## BEGIN

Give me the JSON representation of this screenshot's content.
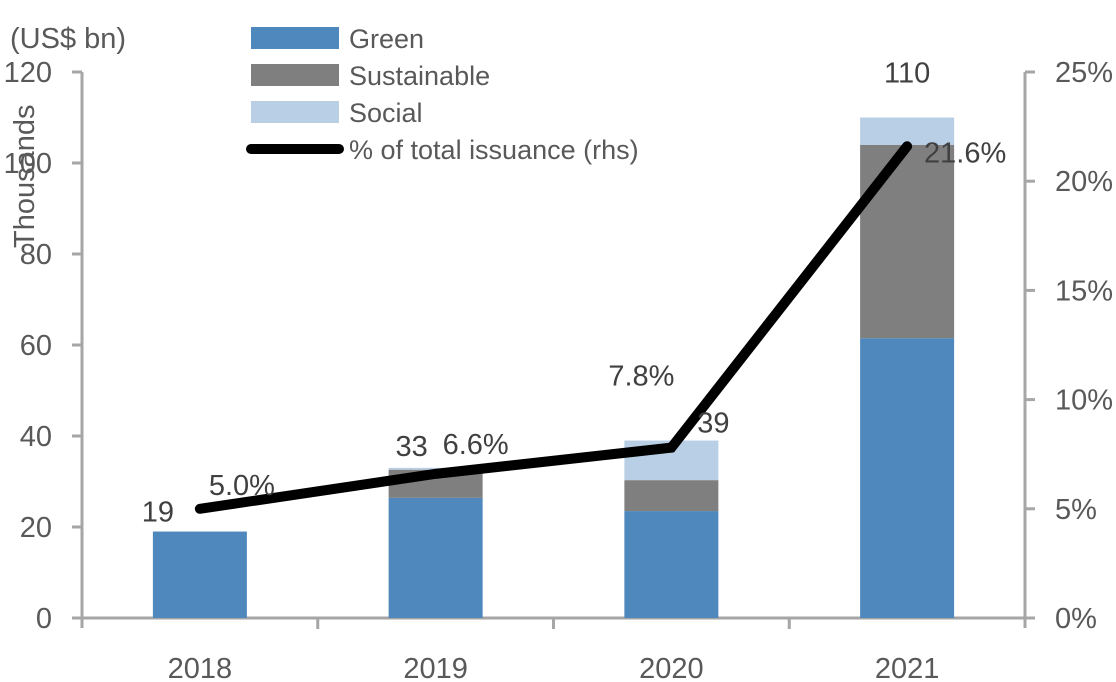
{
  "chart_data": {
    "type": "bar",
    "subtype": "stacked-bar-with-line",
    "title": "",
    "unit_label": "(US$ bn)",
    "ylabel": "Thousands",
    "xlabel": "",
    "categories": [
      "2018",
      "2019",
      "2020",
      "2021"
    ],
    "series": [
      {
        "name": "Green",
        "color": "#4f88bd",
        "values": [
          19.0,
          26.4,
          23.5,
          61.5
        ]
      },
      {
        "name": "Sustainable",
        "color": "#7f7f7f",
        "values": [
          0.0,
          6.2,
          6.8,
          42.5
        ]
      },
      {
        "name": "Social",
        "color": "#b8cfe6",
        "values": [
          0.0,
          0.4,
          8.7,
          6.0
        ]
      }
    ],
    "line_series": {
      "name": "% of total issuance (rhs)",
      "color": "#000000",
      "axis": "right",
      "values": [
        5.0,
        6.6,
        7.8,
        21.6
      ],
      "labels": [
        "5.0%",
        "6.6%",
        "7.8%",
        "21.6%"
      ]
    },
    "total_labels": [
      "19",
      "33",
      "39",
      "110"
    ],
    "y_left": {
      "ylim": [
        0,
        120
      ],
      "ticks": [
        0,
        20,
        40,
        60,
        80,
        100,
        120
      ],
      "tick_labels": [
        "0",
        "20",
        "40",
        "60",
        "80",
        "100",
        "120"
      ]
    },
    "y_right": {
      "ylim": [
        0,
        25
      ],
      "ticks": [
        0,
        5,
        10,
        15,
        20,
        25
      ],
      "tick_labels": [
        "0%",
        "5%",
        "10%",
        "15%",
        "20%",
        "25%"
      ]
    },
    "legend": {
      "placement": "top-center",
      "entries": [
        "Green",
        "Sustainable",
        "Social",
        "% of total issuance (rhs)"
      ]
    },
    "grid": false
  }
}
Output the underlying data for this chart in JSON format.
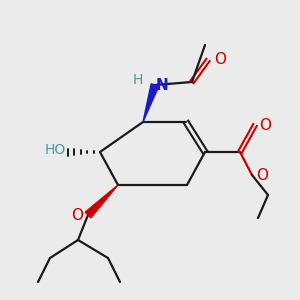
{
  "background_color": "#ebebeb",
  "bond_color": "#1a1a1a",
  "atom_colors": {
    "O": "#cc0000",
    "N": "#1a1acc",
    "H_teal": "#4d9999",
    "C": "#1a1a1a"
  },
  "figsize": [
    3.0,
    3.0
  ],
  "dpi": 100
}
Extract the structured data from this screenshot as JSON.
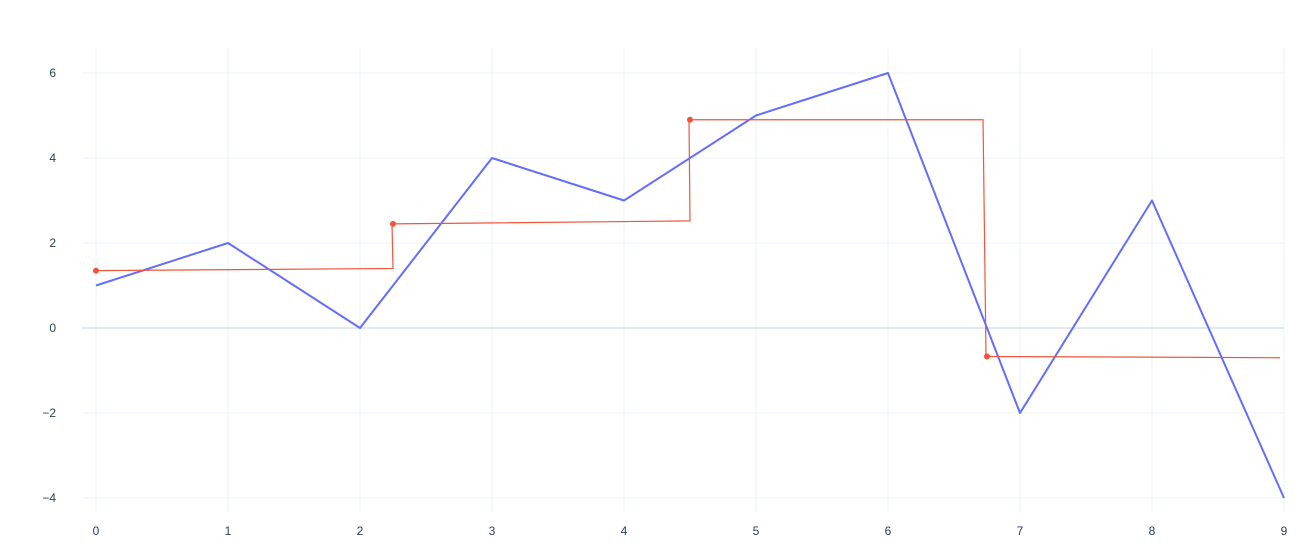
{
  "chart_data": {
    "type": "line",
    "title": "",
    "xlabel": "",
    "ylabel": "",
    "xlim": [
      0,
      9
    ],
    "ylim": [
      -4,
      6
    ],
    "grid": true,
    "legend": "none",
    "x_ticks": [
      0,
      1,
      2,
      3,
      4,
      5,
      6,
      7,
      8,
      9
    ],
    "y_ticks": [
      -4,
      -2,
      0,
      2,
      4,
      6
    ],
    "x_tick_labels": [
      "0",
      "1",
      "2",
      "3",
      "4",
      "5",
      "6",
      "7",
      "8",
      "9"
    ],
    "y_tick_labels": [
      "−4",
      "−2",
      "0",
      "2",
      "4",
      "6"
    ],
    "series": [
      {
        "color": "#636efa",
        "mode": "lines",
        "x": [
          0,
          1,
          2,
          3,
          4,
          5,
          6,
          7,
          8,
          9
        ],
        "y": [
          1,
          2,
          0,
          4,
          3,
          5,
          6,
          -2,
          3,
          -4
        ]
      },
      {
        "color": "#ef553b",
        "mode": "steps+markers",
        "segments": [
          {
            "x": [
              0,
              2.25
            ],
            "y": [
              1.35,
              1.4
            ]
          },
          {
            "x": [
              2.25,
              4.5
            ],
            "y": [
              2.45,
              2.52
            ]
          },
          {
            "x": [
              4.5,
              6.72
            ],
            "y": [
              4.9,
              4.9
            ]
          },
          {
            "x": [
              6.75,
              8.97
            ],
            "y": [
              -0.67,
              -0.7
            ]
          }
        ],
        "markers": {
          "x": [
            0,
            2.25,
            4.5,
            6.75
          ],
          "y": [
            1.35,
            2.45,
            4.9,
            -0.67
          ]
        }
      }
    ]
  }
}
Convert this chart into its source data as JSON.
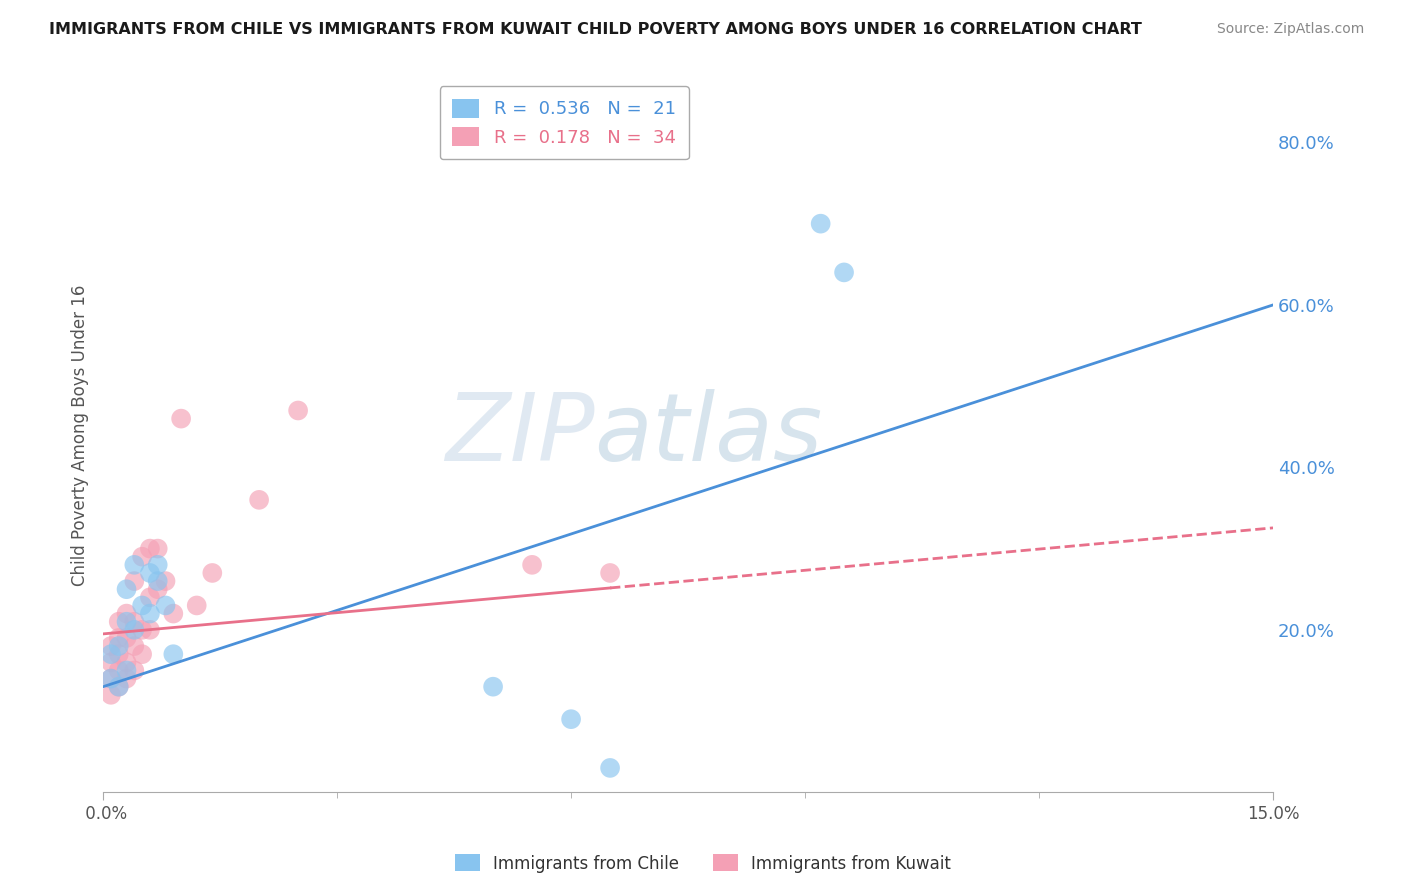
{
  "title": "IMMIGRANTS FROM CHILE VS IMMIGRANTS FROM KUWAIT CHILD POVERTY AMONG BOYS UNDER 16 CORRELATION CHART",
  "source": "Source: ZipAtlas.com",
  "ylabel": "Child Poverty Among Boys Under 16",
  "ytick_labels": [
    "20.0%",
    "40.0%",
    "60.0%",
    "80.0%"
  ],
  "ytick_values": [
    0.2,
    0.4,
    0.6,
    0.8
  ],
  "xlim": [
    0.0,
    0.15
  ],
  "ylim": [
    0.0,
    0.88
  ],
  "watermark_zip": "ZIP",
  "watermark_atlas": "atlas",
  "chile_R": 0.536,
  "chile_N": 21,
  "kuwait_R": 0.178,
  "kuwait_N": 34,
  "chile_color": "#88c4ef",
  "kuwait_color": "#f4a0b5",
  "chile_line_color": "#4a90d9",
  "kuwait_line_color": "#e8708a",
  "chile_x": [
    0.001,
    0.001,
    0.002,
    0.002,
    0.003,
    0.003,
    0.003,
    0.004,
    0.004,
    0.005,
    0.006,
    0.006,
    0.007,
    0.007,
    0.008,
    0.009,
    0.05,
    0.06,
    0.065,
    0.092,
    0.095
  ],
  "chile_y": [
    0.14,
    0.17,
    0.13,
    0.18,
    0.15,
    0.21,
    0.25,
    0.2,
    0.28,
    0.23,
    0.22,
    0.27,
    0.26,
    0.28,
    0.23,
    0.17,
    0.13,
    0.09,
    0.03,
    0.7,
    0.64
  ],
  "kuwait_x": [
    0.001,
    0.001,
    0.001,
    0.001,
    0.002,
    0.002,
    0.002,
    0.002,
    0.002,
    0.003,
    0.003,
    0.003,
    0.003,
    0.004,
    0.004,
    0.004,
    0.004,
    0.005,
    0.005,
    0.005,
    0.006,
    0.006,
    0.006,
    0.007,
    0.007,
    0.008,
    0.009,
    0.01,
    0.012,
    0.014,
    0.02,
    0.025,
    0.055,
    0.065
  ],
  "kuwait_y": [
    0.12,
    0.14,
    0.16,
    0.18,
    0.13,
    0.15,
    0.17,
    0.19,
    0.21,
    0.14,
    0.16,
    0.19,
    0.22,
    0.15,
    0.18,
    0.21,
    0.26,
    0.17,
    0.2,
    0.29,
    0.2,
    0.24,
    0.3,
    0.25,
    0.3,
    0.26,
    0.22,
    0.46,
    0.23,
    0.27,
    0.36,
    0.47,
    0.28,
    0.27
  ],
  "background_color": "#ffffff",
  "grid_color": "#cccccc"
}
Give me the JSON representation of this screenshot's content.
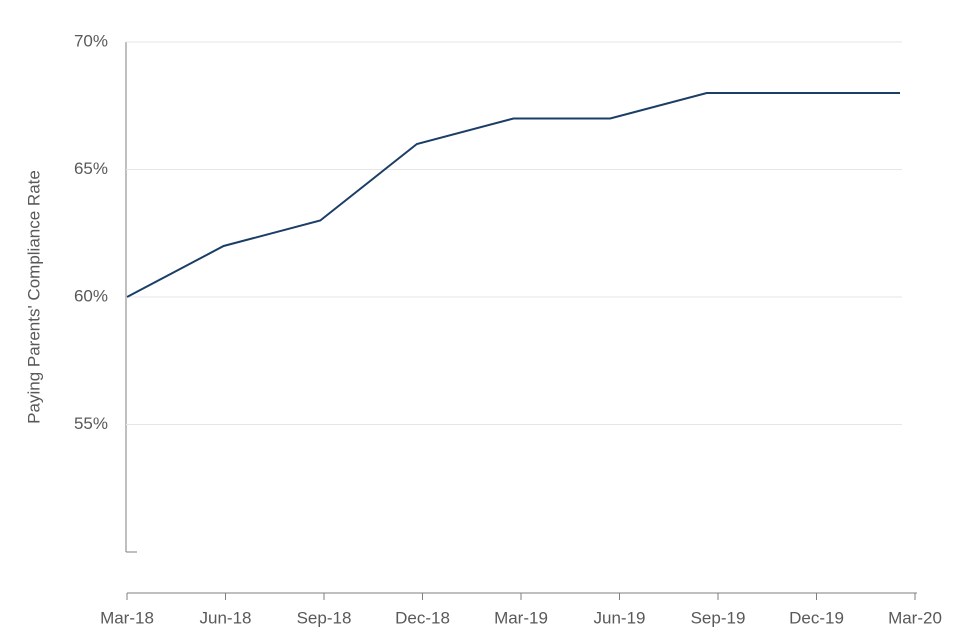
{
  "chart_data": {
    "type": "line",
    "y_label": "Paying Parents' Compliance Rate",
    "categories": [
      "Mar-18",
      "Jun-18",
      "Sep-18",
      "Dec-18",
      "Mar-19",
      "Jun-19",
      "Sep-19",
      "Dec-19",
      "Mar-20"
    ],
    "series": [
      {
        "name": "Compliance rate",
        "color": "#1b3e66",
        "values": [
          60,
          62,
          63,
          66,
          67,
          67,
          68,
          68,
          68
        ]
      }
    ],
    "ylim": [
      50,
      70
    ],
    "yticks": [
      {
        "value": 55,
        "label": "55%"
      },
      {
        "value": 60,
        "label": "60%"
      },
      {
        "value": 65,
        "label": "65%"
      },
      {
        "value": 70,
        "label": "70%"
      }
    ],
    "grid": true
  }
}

## END

_What the task requires:_
Copy the records word for word, leaving no picture in the copy.

_Right answer:_
Give me the JSON representation of this screenshot's content.
{
  "chart_data": {
    "type": "bar",
    "subtype": "stacked-bar-with-line",
    "title": "",
    "unit_label": "(US$ bn)",
    "ylabel": "Thousands",
    "xlabel": "",
    "categories": [
      "2018",
      "2019",
      "2020",
      "2021"
    ],
    "series": [
      {
        "name": "Green",
        "color": "#4f88bd",
        "values": [
          19.0,
          26.4,
          23.5,
          61.5
        ]
      },
      {
        "name": "Sustainable",
        "color": "#7f7f7f",
        "values": [
          0.0,
          6.2,
          6.8,
          42.5
        ]
      },
      {
        "name": "Social",
        "color": "#b8cfe6",
        "values": [
          0.0,
          0.4,
          8.7,
          6.0
        ]
      }
    ],
    "line_series": {
      "name": "% of total issuance (rhs)",
      "color": "#000000",
      "axis": "right",
      "values": [
        5.0,
        6.6,
        7.8,
        21.6
      ],
      "labels": [
        "5.0%",
        "6.6%",
        "7.8%",
        "21.6%"
      ]
    },
    "total_labels": [
      "19",
      "33",
      "39",
      "110"
    ],
    "y_left": {
      "ylim": [
        0,
        120
      ],
      "ticks": [
        0,
        20,
        40,
        60,
        80,
        100,
        120
      ],
      "tick_labels": [
        "0",
        "20",
        "40",
        "60",
        "80",
        "100",
        "120"
      ]
    },
    "y_right": {
      "ylim": [
        0,
        25
      ],
      "ticks": [
        0,
        5,
        10,
        15,
        20,
        25
      ],
      "tick_labels": [
        "0%",
        "5%",
        "10%",
        "15%",
        "20%",
        "25%"
      ]
    },
    "legend": {
      "placement": "top-center",
      "entries": [
        "Green",
        "Sustainable",
        "Social",
        "% of total issuance (rhs)"
      ]
    },
    "grid": false
  }
}
Output the underlying data for this chart in JSON format.
{
  "background_color": "#ebebeb",
  "bond_color": "#1a1a1a",
  "atom_colors": {
    "O": "#cc0000",
    "N": "#1a1acc",
    "H_teal": "#4d9999",
    "C": "#1a1a1a"
  },
  "figsize": [
    3.0,
    3.0
  ],
  "dpi": 100
}
Extract the structured data from this screenshot as JSON.
{
  "chart_data": {
    "type": "line",
    "title": "",
    "xlabel": "",
    "ylabel": "",
    "xlim": [
      0,
      9
    ],
    "ylim": [
      -4,
      6
    ],
    "grid": true,
    "legend": "none",
    "x_ticks": [
      0,
      1,
      2,
      3,
      4,
      5,
      6,
      7,
      8,
      9
    ],
    "y_ticks": [
      -4,
      -2,
      0,
      2,
      4,
      6
    ],
    "x_tick_labels": [
      "0",
      "1",
      "2",
      "3",
      "4",
      "5",
      "6",
      "7",
      "8",
      "9"
    ],
    "y_tick_labels": [
      "−4",
      "−2",
      "0",
      "2",
      "4",
      "6"
    ],
    "series": [
      {
        "color": "#636efa",
        "mode": "lines",
        "x": [
          0,
          1,
          2,
          3,
          4,
          5,
          6,
          7,
          8,
          9
        ],
        "y": [
          1,
          2,
          0,
          4,
          3,
          5,
          6,
          -2,
          3,
          -4
        ]
      },
      {
        "color": "#ef553b",
        "mode": "steps+markers",
        "segments": [
          {
            "x": [
              0,
              2.25
            ],
            "y": [
              1.35,
              1.4
            ]
          },
          {
            "x": [
              2.25,
              4.5
            ],
            "y": [
              2.45,
              2.52
            ]
          },
          {
            "x": [
              4.5,
              6.72
            ],
            "y": [
              4.9,
              4.9
            ]
          },
          {
            "x": [
              6.75,
              8.97
            ],
            "y": [
              -0.67,
              -0.7
            ]
          }
        ],
        "markers": {
          "x": [
            0,
            2.25,
            4.5,
            6.75
          ],
          "y": [
            1.35,
            2.45,
            4.9,
            -0.67
          ]
        }
      }
    ]
  }
}
Convert this chart into its source data as JSON.
{
  "title": "IMMIGRANTS FROM CHILE VS IMMIGRANTS FROM KUWAIT CHILD POVERTY AMONG BOYS UNDER 16 CORRELATION CHART",
  "source": "Source: ZipAtlas.com",
  "ylabel": "Child Poverty Among Boys Under 16",
  "ytick_labels": [
    "20.0%",
    "40.0%",
    "60.0%",
    "80.0%"
  ],
  "ytick_values": [
    0.2,
    0.4,
    0.6,
    0.8
  ],
  "xlim": [
    0.0,
    0.15
  ],
  "ylim": [
    0.0,
    0.88
  ],
  "watermark_zip": "ZIP",
  "watermark_atlas": "atlas",
  "chile_R": 0.536,
  "chile_N": 21,
  "kuwait_R": 0.178,
  "kuwait_N": 34,
  "chile_color": "#88c4ef",
  "kuwait_color": "#f4a0b5",
  "chile_line_color": "#4a90d9",
  "kuwait_line_color": "#e8708a",
  "chile_x": [
    0.001,
    0.001,
    0.002,
    0.002,
    0.003,
    0.003,
    0.003,
    0.004,
    0.004,
    0.005,
    0.006,
    0.006,
    0.007,
    0.007,
    0.008,
    0.009,
    0.05,
    0.06,
    0.065,
    0.092,
    0.095
  ],
  "chile_y": [
    0.14,
    0.17,
    0.13,
    0.18,
    0.15,
    0.21,
    0.25,
    0.2,
    0.28,
    0.23,
    0.22,
    0.27,
    0.26,
    0.28,
    0.23,
    0.17,
    0.13,
    0.09,
    0.03,
    0.7,
    0.64
  ],
  "kuwait_x": [
    0.001,
    0.001,
    0.001,
    0.001,
    0.002,
    0.002,
    0.002,
    0.002,
    0.002,
    0.003,
    0.003,
    0.003,
    0.003,
    0.004,
    0.004,
    0.004,
    0.004,
    0.005,
    0.005,
    0.005,
    0.006,
    0.006,
    0.006,
    0.007,
    0.007,
    0.008,
    0.009,
    0.01,
    0.012,
    0.014,
    0.02,
    0.025,
    0.055,
    0.065
  ],
  "kuwait_y": [
    0.12,
    0.14,
    0.16,
    0.18,
    0.13,
    0.15,
    0.17,
    0.19,
    0.21,
    0.14,
    0.16,
    0.19,
    0.22,
    0.15,
    0.18,
    0.21,
    0.26,
    0.17,
    0.2,
    0.29,
    0.2,
    0.24,
    0.3,
    0.25,
    0.3,
    0.26,
    0.22,
    0.46,
    0.23,
    0.27,
    0.36,
    0.47,
    0.28,
    0.27
  ],
  "background_color": "#ffffff",
  "grid_color": "#cccccc"
}
Give me the JSON representation of this screenshot's content.
{
  "chart_data": {
    "type": "line",
    "y_label": "Paying Parents' Compliance Rate",
    "categories": [
      "Mar-18",
      "Jun-18",
      "Sep-18",
      "Dec-18",
      "Mar-19",
      "Jun-19",
      "Sep-19",
      "Dec-19",
      "Mar-20"
    ],
    "series": [
      {
        "name": "Compliance rate",
        "color": "#1b3e66",
        "values": [
          60,
          62,
          63,
          66,
          67,
          67,
          68,
          68,
          68
        ]
      }
    ],
    "ylim": [
      50,
      70
    ],
    "yticks": [
      {
        "value": 55,
        "label": "55%"
      },
      {
        "value": 60,
        "label": "60%"
      },
      {
        "value": 65,
        "label": "65%"
      },
      {
        "value": 70,
        "label": "70%"
      }
    ],
    "grid": true
  }
}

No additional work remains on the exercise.